▸ **GIVEN TASK**: Please write out the material below exactly as given.

Data records:

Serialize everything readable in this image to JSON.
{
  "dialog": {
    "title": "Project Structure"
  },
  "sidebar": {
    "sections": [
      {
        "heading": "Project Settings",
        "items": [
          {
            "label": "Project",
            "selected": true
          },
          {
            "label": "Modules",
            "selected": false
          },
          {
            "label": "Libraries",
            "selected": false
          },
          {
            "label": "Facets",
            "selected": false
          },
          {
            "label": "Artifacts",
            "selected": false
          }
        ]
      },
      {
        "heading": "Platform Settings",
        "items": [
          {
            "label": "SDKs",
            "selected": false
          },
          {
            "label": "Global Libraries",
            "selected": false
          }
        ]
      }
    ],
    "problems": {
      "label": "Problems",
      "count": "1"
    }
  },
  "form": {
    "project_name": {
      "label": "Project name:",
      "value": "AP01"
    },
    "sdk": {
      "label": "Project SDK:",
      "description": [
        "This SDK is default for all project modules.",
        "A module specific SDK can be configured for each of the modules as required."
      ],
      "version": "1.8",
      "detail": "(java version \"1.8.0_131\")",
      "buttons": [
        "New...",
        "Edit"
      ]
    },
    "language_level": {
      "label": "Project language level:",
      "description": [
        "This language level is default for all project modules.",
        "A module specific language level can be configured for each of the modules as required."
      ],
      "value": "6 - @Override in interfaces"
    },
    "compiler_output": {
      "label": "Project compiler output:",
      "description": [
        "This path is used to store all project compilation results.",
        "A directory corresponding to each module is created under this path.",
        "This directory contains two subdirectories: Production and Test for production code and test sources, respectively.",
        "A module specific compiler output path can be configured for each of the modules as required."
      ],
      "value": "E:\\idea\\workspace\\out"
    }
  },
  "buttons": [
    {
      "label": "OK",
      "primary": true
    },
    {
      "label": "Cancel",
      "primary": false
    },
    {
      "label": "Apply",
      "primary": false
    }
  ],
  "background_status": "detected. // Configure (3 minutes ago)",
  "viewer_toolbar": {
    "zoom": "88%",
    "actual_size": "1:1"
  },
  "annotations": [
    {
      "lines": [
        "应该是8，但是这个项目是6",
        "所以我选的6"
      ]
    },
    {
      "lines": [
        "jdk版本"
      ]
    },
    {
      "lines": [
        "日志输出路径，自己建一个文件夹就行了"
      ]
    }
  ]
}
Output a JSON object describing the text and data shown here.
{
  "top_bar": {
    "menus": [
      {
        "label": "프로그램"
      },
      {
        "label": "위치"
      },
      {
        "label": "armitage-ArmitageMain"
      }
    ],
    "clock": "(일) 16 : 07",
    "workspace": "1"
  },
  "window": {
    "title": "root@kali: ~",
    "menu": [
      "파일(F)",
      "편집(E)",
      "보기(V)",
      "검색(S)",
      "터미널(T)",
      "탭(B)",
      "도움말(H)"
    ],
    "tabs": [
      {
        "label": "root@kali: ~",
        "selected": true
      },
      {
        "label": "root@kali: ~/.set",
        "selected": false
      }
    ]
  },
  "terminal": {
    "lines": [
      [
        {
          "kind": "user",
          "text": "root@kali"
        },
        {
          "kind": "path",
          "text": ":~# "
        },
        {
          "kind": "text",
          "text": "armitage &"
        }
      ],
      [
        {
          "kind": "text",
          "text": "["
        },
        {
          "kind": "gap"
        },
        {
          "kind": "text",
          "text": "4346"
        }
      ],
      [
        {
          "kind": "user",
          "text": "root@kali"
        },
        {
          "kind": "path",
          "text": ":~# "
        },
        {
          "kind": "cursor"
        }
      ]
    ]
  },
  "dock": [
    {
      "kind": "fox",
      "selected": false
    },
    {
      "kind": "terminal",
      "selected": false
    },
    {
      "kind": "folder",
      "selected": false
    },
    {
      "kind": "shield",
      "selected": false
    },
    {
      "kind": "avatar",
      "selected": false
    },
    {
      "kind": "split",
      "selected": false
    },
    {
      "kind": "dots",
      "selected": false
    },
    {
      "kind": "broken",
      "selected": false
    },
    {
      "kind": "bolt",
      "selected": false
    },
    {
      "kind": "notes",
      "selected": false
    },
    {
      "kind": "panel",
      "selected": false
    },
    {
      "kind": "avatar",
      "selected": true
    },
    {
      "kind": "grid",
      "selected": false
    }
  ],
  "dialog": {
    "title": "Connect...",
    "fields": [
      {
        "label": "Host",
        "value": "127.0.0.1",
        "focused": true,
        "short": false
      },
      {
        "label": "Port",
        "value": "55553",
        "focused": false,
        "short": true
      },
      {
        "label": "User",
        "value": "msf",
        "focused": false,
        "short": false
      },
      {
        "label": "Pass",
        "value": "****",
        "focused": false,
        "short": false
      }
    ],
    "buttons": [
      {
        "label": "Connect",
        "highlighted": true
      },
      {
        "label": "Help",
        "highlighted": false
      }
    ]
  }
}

▸ **RESULT BELOW**:
Serialize everything readable in this image to JSON.
{
  "dialog": {
    "title": "Project Structure"
  },
  "sidebar": {
    "sections": [
      {
        "heading": "Project Settings",
        "items": [
          {
            "label": "Project",
            "selected": true
          },
          {
            "label": "Modules",
            "selected": false
          },
          {
            "label": "Libraries",
            "selected": false
          },
          {
            "label": "Facets",
            "selected": false
          },
          {
            "label": "Artifacts",
            "selected": false
          }
        ]
      },
      {
        "heading": "Platform Settings",
        "items": [
          {
            "label": "SDKs",
            "selected": false
          },
          {
            "label": "Global Libraries",
            "selected": false
          }
        ]
      }
    ],
    "problems": {
      "label": "Problems",
      "count": "1"
    }
  },
  "form": {
    "project_name": {
      "label": "Project name:",
      "value": "AP01"
    },
    "sdk": {
      "label": "Project SDK:",
      "description": [
        "This SDK is default for all project modules.",
        "A module specific SDK can be configured for each of the modules as required."
      ],
      "version": "1.8",
      "detail": "(java version \"1.8.0_131\")",
      "buttons": [
        "New...",
        "Edit"
      ]
    },
    "language_level": {
      "label": "Project language level:",
      "description": [
        "This language level is default for all project modules.",
        "A module specific language level can be configured for each of the modules as required."
      ],
      "value": "6 - @Override in interfaces"
    },
    "compiler_output": {
      "label": "Project compiler output:",
      "description": [
        "This path is used to store all project compilation results.",
        "A directory corresponding to each module is created under this path.",
        "This directory contains two subdirectories: Production and Test for production code and test sources, respectively.",
        "A module specific compiler output path can be configured for each of the modules as required."
      ],
      "value": "E:\\idea\\workspace\\out"
    }
  },
  "buttons": [
    {
      "label": "OK",
      "primary": true
    },
    {
      "label": "Cancel",
      "primary": false
    },
    {
      "label": "Apply",
      "primary": false
    }
  ],
  "background_status": "detected. // Configure (3 minutes ago)",
  "viewer_toolbar": {
    "zoom": "88%",
    "actual_size": "1:1"
  },
  "annotations": [
    {
      "lines": [
        "应该是8，但是这个项目是6",
        "所以我选的6"
      ]
    },
    {
      "lines": [
        "jdk版本"
      ]
    },
    {
      "lines": [
        "日志输出路径，自己建一个文件夹就行了"
      ]
    }
  ]
}
Output a JSON object describing the text and data shown here.
{
  "top_bar": {
    "menus": [
      {
        "label": "프로그램"
      },
      {
        "label": "위치"
      },
      {
        "label": "armitage-ArmitageMain"
      }
    ],
    "clock": "(일) 16 : 07",
    "workspace": "1"
  },
  "window": {
    "title": "root@kali: ~",
    "menu": [
      "파일(F)",
      "편집(E)",
      "보기(V)",
      "검색(S)",
      "터미널(T)",
      "탭(B)",
      "도움말(H)"
    ],
    "tabs": [
      {
        "label": "root@kali: ~",
        "selected": true
      },
      {
        "label": "root@kali: ~/.set",
        "selected": false
      }
    ]
  },
  "terminal": {
    "lines": [
      [
        {
          "kind": "user",
          "text": "root@kali"
        },
        {
          "kind": "path",
          "text": ":~# "
        },
        {
          "kind": "text",
          "text": "armitage &"
        }
      ],
      [
        {
          "kind": "text",
          "text": "["
        },
        {
          "kind": "gap"
        },
        {
          "kind": "text",
          "text": "4346"
        }
      ],
      [
        {
          "kind": "user",
          "text": "root@kali"
        },
        {
          "kind": "path",
          "text": ":~# "
        },
        {
          "kind": "cursor"
        }
      ]
    ]
  },
  "dock": [
    {
      "kind": "fox",
      "selected": false
    },
    {
      "kind": "terminal",
      "selected": false
    },
    {
      "kind": "folder",
      "selected": false
    },
    {
      "kind": "shield",
      "selected": false
    },
    {
      "kind": "avatar",
      "selected": false
    },
    {
      "kind": "split",
      "selected": false
    },
    {
      "kind": "dots",
      "selected": false
    },
    {
      "kind": "broken",
      "selected": false
    },
    {
      "kind": "bolt",
      "selected": false
    },
    {
      "kind": "notes",
      "selected": false
    },
    {
      "kind": "panel",
      "selected": false
    },
    {
      "kind": "avatar",
      "selected": true
    },
    {
      "kind": "grid",
      "selected": false
    }
  ],
  "dialog": {
    "title": "Connect...",
    "fields": [
      {
        "label": "Host",
        "value": "127.0.0.1",
        "focused": true,
        "short": false
      },
      {
        "label": "Port",
        "value": "55553",
        "focused": false,
        "short": true
      },
      {
        "label": "User",
        "value": "msf",
        "focused": false,
        "short": false
      },
      {
        "label": "Pass",
        "value": "****",
        "focused": false,
        "short": false
      }
    ],
    "buttons": [
      {
        "label": "Connect",
        "highlighted": true
      },
      {
        "label": "Help",
        "highlighted": false
      }
    ]
  }
}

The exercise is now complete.